> **SUPPLIED ENTRIES**:
··········
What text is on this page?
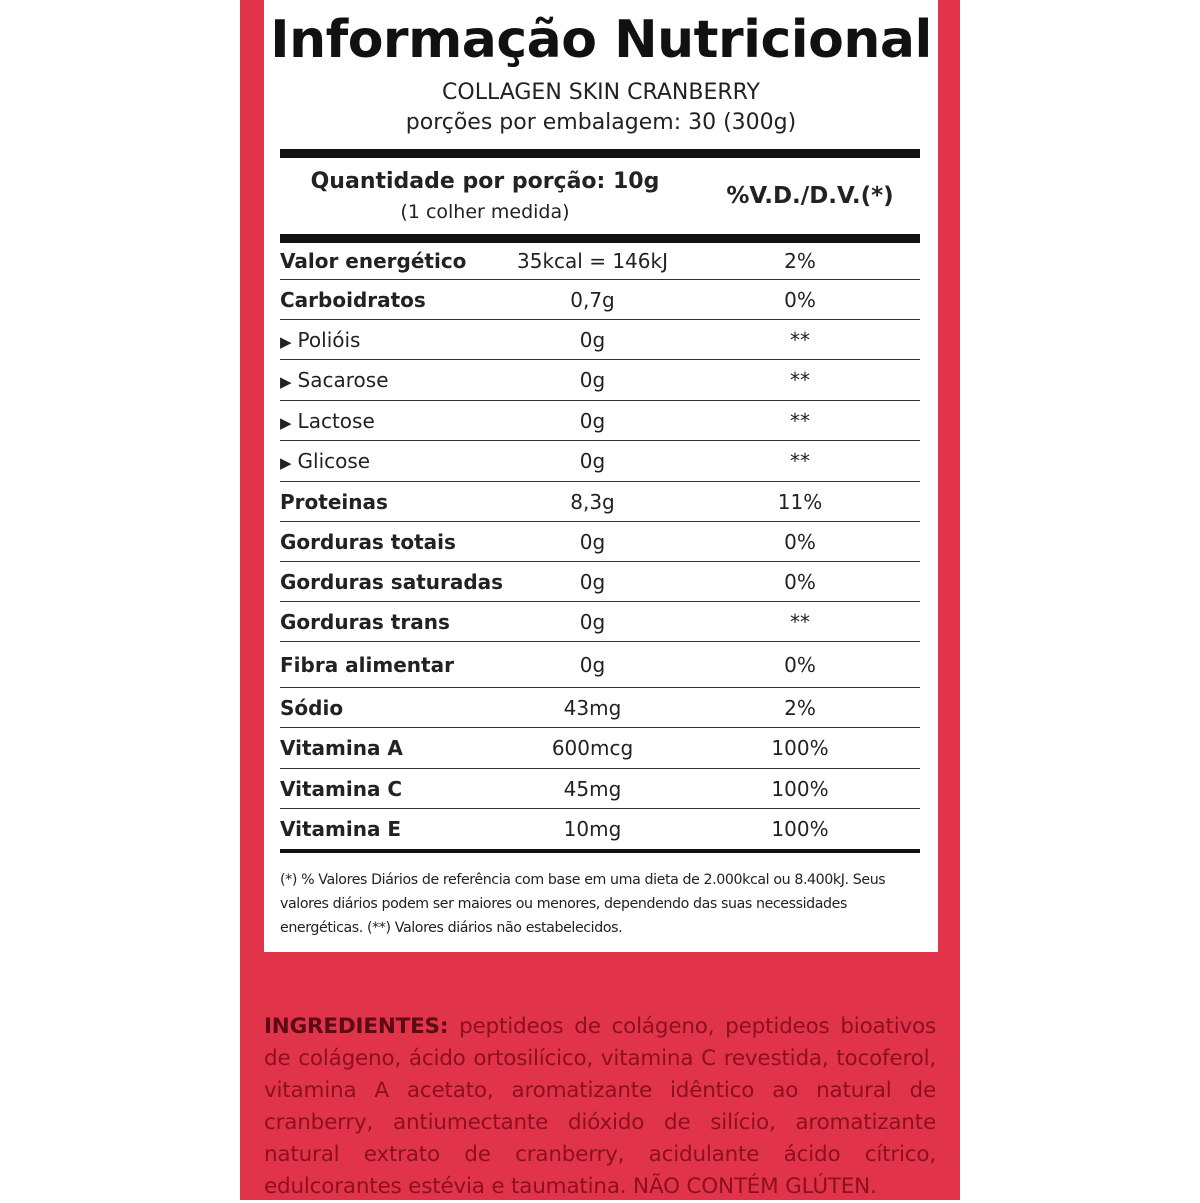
Informação Nutricional
COLLAGEN SKIN CRANBERRY
porções por embalagem: 30 (300g)
Quantidade por porção: 10g
(1 colher medida)
%V.D./D.V.(*)
Valor energético	35kcal = 146kJ	2%
Carboidratos	0,7g	0%
▶ Polióis	0g	**
▶ Sacarose	0g	**
▶ Lactose	0g	**
▶ Glicose	0g	**
Proteinas	8,3g	11%
Gorduras totais	0g	0%
Gorduras saturadas	0g	0%
Gorduras trans	0g	**
Fibra alimentar	0g	0%
Sódio	43mg	2%
Vitamina A	600mcg	100%
Vitamina C	45mg	100%
Vitamina E	10mg	100%
(*) % Valores Diários de referência com base em uma dieta de 2.000kcal ou 8.400kJ. Seus valores diários podem ser maiores ou menores, dependendo das suas necessidades energéticas. (**) Valores diários não estabelecidos.
INGREDIENTES: peptideos de colágeno, peptideos bioativos de colágeno, ácido ortosilícico, vitamina C revestida, tocoferol, vitamina A acetato, aromatizante idêntico ao natural de cranberry, antiumectante dióxido de silício, aromatizante natural extrato de cranberry, acidulante ácido cítrico, edulcorantes estévia e taumatina. NÃO CONTÉM GLÚTEN.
··········
> **TASK DIRECTIONS**: Give the records again exactly, without pictures.

> **SOLUTION TO THIS TASK**:
What text is on this page?
Informação Nutricional
COLLAGEN SKIN CRANBERRY
porções por embalagem: 30 (300g)
Quantidade por porção: 10g
(1 colher medida)
%V.D./D.V.(*)
Valor energético	35kcal = 146kJ	2%
Carboidratos	0,7g	0%
▶ Polióis	0g	**
▶ Sacarose	0g	**
▶ Lactose	0g	**
▶ Glicose	0g	**
Proteinas	8,3g	11%
Gorduras totais	0g	0%
Gorduras saturadas	0g	0%
Gorduras trans	0g	**
Fibra alimentar	0g	0%
Sódio	43mg	2%
Vitamina A	600mcg	100%
Vitamina C	45mg	100%
Vitamina E	10mg	100%
(*) % Valores Diários de referência com base em uma dieta de 2.000kcal ou 8.400kJ. Seus valores diários podem ser maiores ou menores, dependendo das suas necessidades energéticas. (**) Valores diários não estabelecidos.
INGREDIENTES: peptideos de colágeno, peptideos bioativos de colágeno, ácido ortosilícico, vitamina C revestida, tocoferol, vitamina A acetato, aromatizante idêntico ao natural de cranberry, antiumectante dióxido de silício, aromatizante natural extrato de cranberry, acidulante ácido cítrico, edulcorantes estévia e taumatina. NÃO CONTÉM GLÚTEN.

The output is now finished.